§ **Task**
List the lines of this listing that hold the word "Krosslag".

[start of Provided data]

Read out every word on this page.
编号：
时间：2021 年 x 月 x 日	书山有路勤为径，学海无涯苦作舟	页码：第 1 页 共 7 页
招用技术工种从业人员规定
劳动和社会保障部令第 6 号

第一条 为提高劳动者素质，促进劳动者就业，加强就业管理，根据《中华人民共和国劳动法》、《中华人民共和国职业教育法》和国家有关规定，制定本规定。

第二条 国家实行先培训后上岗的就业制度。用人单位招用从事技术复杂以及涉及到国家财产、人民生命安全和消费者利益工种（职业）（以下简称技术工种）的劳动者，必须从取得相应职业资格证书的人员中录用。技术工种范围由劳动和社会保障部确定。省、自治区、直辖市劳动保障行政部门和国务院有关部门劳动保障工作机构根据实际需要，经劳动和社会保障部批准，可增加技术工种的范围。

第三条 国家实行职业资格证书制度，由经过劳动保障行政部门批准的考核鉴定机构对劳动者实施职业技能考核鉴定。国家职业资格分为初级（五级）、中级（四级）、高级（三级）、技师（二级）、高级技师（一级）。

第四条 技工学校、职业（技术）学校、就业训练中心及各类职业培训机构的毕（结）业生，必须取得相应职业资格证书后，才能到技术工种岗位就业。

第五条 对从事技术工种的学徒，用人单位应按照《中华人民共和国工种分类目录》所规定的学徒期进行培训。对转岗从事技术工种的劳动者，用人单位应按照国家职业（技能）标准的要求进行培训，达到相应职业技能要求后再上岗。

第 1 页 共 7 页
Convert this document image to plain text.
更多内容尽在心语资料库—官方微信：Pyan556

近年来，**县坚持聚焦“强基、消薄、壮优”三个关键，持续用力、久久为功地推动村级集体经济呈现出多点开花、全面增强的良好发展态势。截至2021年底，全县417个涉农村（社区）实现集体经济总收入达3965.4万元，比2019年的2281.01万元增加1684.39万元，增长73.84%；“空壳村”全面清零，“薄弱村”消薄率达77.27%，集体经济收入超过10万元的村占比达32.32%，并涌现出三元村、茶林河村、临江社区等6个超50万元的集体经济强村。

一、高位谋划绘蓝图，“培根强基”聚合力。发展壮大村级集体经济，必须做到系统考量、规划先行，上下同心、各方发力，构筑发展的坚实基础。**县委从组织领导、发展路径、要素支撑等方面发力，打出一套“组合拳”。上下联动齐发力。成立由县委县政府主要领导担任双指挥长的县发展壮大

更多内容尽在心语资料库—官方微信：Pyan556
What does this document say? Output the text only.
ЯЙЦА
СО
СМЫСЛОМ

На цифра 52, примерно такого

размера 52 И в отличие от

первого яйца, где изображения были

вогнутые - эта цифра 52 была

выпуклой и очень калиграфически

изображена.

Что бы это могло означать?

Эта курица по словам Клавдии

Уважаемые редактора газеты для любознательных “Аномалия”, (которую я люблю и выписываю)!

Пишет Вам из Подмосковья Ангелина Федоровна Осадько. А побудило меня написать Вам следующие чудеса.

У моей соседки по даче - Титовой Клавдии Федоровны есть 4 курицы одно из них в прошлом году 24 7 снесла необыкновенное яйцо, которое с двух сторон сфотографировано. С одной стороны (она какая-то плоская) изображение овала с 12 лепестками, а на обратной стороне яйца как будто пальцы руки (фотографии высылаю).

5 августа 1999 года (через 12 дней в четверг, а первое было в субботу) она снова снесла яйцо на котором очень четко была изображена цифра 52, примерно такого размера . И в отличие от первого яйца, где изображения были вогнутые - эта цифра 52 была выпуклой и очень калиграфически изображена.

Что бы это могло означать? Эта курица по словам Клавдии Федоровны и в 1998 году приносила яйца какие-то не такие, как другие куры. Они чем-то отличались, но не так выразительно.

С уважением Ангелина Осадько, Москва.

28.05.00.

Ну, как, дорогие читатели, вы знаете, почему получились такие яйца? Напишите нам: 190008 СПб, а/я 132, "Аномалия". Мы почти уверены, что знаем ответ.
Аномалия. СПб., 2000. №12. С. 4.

[end of Provided data]
[start of Provided data]

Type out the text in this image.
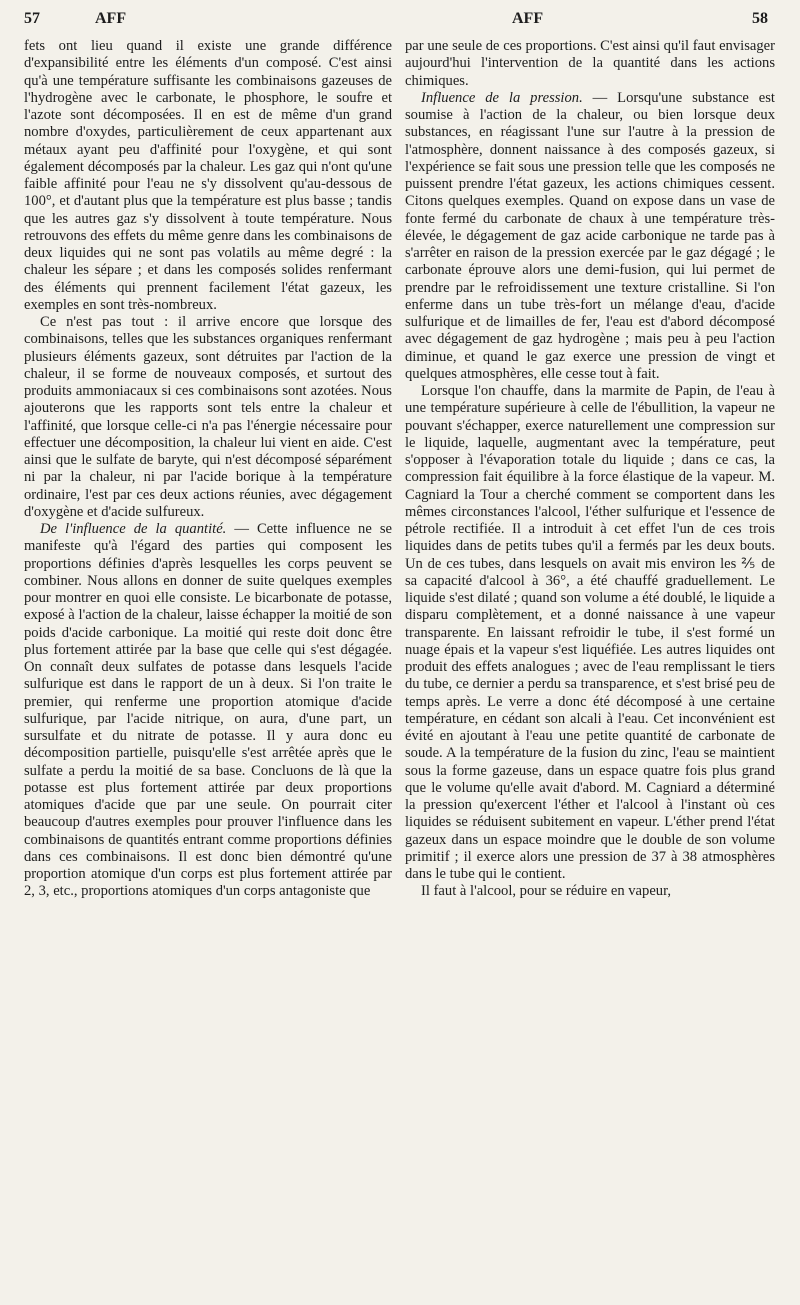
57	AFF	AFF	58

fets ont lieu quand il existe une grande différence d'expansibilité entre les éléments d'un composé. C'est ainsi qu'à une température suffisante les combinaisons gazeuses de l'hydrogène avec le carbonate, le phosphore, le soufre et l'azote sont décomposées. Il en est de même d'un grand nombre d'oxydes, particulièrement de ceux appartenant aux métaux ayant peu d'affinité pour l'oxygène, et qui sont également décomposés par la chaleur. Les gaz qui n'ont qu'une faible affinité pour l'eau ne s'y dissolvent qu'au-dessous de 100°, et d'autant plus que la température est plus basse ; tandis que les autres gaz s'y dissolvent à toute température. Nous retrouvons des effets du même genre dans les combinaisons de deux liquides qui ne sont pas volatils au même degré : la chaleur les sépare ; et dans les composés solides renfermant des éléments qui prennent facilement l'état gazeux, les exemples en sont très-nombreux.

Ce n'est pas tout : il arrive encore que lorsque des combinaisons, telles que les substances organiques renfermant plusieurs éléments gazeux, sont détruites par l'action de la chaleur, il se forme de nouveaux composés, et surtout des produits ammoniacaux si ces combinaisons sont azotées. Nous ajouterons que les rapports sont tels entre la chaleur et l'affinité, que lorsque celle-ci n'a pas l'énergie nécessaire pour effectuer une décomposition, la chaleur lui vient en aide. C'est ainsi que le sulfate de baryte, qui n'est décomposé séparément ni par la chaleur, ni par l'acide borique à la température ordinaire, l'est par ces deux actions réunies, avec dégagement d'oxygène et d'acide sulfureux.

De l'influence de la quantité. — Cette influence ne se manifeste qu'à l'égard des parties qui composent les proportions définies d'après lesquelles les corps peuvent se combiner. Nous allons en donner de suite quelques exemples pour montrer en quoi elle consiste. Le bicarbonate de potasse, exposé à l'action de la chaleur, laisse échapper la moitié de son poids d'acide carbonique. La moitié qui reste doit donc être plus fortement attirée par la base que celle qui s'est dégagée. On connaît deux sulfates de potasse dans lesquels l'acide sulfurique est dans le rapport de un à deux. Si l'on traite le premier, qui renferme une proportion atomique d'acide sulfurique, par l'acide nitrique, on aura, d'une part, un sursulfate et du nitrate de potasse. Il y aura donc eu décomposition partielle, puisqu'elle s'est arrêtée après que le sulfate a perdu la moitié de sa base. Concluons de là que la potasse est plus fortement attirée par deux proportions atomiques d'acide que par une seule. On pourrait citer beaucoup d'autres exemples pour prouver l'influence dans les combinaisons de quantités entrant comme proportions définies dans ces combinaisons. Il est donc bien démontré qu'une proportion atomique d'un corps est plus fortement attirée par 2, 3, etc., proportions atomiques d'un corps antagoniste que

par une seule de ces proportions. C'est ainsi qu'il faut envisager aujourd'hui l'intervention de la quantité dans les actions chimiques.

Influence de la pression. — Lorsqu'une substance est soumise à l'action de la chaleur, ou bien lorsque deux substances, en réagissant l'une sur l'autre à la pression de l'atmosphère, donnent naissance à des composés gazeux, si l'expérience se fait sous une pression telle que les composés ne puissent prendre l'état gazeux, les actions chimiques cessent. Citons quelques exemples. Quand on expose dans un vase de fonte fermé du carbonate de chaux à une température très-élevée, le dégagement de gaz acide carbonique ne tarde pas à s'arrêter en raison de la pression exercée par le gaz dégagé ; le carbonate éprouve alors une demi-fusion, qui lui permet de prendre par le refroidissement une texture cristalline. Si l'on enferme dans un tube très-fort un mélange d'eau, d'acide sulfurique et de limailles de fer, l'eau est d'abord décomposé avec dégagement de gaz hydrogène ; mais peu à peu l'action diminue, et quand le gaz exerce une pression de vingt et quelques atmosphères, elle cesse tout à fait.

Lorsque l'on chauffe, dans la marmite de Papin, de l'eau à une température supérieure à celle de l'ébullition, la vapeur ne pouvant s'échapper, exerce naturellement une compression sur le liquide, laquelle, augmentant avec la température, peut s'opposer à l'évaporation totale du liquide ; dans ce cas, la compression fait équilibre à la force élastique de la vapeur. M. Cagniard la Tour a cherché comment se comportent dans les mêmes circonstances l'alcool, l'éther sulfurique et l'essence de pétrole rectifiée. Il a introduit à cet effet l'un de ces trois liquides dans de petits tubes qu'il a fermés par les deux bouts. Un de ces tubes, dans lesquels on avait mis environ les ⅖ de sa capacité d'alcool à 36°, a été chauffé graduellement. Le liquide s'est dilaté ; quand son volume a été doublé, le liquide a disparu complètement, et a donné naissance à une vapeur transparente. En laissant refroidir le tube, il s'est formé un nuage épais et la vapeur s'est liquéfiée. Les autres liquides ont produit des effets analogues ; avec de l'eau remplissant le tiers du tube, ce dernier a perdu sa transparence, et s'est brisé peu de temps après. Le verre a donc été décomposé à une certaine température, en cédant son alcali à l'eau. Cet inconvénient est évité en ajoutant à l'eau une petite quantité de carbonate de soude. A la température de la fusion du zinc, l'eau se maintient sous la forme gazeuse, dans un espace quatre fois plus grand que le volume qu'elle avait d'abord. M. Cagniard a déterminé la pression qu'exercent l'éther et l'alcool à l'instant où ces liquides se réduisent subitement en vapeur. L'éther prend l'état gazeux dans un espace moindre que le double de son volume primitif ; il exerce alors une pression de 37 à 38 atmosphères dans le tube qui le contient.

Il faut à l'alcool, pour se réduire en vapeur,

[end of Provided data]
[start of Provided data]

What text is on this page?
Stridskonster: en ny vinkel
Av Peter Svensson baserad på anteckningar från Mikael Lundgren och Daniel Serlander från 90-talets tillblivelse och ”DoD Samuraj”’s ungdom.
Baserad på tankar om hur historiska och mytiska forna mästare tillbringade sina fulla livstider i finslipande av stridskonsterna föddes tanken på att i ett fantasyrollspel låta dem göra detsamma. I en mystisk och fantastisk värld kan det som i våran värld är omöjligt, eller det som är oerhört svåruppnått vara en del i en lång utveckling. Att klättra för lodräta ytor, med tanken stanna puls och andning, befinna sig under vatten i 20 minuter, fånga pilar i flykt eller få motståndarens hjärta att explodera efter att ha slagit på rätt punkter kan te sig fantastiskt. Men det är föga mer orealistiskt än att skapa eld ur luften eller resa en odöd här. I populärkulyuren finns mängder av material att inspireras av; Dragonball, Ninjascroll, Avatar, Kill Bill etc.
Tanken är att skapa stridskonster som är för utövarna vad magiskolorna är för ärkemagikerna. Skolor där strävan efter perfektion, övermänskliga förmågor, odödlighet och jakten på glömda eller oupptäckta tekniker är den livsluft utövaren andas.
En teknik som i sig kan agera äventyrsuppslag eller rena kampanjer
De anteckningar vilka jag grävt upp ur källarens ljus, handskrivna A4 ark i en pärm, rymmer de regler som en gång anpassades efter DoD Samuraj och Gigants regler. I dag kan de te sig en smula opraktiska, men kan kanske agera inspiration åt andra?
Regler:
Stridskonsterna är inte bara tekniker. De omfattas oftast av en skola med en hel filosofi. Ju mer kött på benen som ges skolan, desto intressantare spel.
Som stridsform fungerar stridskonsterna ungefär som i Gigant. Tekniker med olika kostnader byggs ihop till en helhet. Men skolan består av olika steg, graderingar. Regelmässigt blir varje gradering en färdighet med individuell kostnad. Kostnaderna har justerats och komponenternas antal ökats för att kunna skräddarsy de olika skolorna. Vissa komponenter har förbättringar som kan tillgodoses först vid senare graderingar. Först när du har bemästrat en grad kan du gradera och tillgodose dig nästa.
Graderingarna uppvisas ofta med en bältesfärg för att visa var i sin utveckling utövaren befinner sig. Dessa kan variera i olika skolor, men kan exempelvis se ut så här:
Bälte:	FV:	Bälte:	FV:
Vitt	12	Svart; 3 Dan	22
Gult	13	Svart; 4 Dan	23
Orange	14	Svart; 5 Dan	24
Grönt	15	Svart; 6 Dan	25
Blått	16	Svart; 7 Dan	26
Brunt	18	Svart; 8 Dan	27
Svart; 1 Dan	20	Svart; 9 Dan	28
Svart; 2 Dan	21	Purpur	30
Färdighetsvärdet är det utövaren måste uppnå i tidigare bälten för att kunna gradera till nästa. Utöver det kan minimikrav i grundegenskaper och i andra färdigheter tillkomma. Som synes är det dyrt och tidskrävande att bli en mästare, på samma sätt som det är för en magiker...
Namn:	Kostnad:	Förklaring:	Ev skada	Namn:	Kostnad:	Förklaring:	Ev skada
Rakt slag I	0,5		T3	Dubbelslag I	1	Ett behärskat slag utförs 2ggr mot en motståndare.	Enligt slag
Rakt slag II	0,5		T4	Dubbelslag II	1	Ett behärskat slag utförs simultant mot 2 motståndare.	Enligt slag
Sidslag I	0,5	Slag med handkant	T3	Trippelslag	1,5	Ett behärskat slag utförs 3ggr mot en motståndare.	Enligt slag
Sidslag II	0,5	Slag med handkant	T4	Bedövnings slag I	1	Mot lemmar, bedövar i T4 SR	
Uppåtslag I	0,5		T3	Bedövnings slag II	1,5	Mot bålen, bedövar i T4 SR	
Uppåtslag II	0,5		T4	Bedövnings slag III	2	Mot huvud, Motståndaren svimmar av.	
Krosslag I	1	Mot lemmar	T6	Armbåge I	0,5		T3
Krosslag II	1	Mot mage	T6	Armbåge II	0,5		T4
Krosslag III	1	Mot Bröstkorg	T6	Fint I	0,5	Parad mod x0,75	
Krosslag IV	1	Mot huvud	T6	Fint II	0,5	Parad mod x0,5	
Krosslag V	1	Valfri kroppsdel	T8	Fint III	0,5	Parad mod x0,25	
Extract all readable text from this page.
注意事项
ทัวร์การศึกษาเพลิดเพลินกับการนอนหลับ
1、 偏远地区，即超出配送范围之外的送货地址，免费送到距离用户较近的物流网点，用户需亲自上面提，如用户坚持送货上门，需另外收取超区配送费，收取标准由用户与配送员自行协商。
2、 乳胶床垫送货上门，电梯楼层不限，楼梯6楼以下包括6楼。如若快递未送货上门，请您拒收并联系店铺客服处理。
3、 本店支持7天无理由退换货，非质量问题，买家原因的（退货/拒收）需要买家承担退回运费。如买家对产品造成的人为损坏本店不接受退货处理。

[end of Provided data]

§ **Full output**
Krosslag I	1	Mot lemmar	T6	Armbåge I	0,5		T3
Krosslag II	1	Mot mage	T6	Armbåge II	0,5		T4
Krosslag III	1	Mot Bröstkorg	T6	Fint I	0,5	Parad mod x0,75	
Krosslag IV	1	Mot huvud	T6	Fint II	0,5	Parad mod x0,5	
Krosslag V	1	Valfri kroppsdel	T8	Fint III	0,5	Parad mod x0,25	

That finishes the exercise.